# Goal of the exercise
Your answer should consist of each line from the data below that contains "también".

# Given entries

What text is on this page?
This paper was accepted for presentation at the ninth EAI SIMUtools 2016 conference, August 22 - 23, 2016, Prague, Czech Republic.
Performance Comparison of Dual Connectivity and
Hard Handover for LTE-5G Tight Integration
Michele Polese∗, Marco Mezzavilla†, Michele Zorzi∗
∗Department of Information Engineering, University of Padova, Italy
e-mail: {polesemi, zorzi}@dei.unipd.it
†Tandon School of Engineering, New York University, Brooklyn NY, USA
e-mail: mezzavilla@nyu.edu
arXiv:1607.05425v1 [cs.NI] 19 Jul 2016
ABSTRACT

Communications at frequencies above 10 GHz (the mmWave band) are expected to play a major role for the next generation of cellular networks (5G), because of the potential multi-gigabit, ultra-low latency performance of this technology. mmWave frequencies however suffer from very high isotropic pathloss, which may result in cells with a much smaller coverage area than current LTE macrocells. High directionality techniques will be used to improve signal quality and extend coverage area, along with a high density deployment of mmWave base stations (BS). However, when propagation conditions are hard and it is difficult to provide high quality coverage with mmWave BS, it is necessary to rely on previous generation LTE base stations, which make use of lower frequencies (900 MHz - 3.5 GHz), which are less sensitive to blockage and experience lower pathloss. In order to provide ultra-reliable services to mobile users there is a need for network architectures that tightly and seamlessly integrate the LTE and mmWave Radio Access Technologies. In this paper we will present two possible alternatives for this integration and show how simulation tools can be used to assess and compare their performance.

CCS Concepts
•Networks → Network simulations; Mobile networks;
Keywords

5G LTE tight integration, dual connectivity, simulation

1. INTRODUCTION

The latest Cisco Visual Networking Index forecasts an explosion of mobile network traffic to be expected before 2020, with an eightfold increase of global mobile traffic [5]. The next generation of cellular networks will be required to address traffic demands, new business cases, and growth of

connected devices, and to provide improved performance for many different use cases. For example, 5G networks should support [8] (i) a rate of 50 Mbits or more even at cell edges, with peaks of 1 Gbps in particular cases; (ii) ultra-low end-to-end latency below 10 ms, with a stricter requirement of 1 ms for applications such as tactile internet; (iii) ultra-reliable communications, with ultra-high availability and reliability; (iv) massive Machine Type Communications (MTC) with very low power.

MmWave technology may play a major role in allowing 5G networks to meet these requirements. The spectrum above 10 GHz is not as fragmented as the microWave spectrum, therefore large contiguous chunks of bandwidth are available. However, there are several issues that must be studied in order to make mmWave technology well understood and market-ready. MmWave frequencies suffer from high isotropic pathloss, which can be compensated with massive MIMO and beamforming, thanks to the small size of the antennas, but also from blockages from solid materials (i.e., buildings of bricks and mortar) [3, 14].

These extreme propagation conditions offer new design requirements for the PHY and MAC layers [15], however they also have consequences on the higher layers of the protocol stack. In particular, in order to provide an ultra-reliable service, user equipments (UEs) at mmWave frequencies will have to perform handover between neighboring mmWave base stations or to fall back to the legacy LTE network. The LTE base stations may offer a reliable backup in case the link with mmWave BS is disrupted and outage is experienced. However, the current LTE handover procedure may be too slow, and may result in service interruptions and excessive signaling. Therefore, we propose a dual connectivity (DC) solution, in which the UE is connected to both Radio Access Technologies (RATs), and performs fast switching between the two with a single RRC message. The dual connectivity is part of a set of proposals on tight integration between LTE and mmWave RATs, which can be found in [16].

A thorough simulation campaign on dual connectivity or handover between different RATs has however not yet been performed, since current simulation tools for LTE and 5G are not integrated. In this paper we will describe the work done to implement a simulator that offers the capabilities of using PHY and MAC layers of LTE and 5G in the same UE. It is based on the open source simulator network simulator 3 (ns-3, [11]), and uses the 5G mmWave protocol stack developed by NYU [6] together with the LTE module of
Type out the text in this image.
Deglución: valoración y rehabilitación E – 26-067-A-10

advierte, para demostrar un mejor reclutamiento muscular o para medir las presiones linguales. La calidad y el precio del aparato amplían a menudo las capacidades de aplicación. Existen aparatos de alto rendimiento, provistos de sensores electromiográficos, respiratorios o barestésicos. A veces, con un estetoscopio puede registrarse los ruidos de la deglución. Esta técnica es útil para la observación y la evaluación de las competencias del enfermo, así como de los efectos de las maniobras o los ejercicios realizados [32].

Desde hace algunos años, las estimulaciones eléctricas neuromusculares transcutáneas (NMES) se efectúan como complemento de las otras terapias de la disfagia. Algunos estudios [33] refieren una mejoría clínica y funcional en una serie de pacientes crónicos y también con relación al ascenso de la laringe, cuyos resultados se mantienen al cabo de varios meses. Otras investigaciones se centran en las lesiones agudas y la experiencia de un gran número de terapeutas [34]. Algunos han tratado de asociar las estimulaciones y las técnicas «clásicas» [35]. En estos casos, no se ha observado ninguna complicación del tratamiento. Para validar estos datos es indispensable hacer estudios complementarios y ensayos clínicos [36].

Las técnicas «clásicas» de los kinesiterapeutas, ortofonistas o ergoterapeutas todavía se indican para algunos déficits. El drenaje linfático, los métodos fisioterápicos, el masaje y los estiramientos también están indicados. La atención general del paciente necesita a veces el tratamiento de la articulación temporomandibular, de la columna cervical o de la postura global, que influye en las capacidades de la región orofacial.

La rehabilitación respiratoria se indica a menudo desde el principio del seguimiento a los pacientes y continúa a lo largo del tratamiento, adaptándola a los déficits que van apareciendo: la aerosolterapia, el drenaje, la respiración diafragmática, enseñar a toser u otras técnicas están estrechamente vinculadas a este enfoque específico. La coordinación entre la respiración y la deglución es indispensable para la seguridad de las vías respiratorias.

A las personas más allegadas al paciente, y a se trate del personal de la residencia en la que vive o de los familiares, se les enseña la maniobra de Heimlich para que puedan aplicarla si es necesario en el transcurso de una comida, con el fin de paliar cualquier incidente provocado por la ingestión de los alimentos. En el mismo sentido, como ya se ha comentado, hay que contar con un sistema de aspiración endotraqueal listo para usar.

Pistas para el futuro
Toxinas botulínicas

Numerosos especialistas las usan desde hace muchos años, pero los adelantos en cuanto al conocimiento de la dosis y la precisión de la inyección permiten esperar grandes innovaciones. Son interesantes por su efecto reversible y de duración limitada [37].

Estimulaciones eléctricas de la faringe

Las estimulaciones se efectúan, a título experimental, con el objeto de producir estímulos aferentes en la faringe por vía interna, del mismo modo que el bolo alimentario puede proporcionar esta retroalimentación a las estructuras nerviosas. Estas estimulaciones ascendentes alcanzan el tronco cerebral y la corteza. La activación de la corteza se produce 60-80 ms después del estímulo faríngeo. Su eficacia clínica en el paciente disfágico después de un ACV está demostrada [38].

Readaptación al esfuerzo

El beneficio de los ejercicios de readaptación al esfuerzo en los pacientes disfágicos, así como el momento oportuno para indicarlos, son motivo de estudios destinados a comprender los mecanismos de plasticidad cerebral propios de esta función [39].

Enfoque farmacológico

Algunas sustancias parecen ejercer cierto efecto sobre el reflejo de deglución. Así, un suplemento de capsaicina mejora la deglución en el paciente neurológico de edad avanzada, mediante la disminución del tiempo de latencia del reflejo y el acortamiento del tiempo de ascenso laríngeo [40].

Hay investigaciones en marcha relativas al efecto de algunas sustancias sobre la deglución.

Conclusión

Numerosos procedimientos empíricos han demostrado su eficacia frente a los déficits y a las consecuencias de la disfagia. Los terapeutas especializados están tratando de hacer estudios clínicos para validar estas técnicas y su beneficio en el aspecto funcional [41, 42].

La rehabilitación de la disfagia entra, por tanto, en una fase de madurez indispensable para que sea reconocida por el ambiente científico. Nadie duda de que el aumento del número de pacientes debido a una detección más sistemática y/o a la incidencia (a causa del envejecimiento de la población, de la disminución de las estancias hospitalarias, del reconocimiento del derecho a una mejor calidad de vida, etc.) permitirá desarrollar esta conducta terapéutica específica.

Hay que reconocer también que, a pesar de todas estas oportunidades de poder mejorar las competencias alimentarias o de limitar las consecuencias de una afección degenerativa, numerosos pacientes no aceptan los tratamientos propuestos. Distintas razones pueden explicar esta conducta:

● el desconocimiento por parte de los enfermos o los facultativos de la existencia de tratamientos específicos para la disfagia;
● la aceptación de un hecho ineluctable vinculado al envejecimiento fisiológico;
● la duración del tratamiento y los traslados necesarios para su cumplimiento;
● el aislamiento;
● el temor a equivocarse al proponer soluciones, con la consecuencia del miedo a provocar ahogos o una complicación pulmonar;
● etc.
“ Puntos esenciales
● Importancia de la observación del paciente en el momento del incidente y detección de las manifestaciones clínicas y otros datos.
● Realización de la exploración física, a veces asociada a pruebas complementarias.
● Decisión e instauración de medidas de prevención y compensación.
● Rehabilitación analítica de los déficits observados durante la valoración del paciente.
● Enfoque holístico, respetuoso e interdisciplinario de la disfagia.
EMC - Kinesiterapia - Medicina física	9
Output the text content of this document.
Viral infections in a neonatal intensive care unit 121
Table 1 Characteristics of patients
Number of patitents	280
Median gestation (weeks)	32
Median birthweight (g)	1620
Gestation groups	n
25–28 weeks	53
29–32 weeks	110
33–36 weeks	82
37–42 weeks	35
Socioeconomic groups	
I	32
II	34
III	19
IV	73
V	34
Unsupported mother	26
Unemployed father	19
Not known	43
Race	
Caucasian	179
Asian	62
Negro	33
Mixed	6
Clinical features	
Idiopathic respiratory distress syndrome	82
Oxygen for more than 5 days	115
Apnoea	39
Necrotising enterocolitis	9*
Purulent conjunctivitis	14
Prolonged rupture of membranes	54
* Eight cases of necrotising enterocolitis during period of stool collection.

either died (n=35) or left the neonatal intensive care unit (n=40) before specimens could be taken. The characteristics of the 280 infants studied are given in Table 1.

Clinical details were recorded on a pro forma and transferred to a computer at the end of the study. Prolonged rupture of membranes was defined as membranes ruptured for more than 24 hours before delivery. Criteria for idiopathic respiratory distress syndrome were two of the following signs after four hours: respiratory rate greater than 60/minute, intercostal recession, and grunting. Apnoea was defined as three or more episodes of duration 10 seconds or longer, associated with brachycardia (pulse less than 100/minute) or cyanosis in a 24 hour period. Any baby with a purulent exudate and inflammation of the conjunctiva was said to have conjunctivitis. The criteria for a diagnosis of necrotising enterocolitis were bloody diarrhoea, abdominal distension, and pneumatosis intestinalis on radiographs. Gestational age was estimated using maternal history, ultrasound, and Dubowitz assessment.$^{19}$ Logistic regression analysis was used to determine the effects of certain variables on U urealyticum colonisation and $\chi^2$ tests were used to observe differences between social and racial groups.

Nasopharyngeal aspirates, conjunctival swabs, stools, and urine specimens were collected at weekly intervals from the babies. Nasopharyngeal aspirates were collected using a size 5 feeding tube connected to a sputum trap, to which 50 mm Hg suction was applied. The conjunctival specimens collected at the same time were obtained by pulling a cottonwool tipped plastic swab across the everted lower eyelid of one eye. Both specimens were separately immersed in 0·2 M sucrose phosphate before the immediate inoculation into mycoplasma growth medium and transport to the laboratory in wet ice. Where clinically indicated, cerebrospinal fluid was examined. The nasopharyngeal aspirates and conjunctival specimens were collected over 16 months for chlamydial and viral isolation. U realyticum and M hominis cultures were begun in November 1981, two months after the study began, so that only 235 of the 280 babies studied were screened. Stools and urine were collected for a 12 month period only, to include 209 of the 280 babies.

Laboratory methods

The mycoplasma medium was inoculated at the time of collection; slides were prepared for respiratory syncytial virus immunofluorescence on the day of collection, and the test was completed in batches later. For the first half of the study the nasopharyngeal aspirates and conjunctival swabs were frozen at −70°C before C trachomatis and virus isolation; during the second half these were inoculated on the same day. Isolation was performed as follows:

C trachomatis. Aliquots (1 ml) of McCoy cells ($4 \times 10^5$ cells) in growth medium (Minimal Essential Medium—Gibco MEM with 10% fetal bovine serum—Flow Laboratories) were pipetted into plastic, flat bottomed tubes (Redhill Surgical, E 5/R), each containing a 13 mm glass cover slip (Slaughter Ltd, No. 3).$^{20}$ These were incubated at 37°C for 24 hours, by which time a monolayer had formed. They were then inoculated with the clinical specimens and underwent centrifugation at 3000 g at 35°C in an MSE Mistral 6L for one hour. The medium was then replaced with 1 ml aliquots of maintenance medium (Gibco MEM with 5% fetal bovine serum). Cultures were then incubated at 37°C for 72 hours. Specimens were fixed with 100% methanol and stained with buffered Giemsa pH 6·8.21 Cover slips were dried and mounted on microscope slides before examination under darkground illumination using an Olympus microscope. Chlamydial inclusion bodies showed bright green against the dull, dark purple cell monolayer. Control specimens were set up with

# Reply
Desde hace algunos años, las estimulaciones eléctricas neuromusculares transcutáneas (NMES) se efectúan como complemento de las otras terapias de la disfagia. Algunos estudios [33] refieren una mejoría clínica y funcional en una serie de pacientes crónicos y también con relación al ascenso de la laringe, cuyos resultados se mantienen al cabo de varios meses. Otras investigaciones se centran en las lesiones agudas y la experiencia de un gran número de terapeutas [34]. Algunos han tratado de asociar las estimulaciones y las técnicas «clásicas» [35]. En estos casos, no se ha observado ninguna complicación del tratamiento. Para validar estos datos es indispensable hacer estudios complementarios y ensayos clínicos [36].
Las técnicas «clásicas» de los kinesiterapeutas, ortofonistas o ergoterapeutas todavía se indican para algunos déficits. El drenaje linfático, los métodos fisioterápicos, el masaje y los estiramientos también están indicados. La atención general del paciente necesita a veces el tratamiento de la articulación temporomandibular, de la columna cervical o de la postura global, que influye en las capacidades de la región orofacial.
Hay que reconocer también que, a pesar de todas estas oportunidades de poder mejorar las competencias alimentarias o de limitar las consecuencias de una afección degenerativa, numerosos pacientes no aceptan los tratamientos propuestos. Distintas razones pueden explicar esta conducta:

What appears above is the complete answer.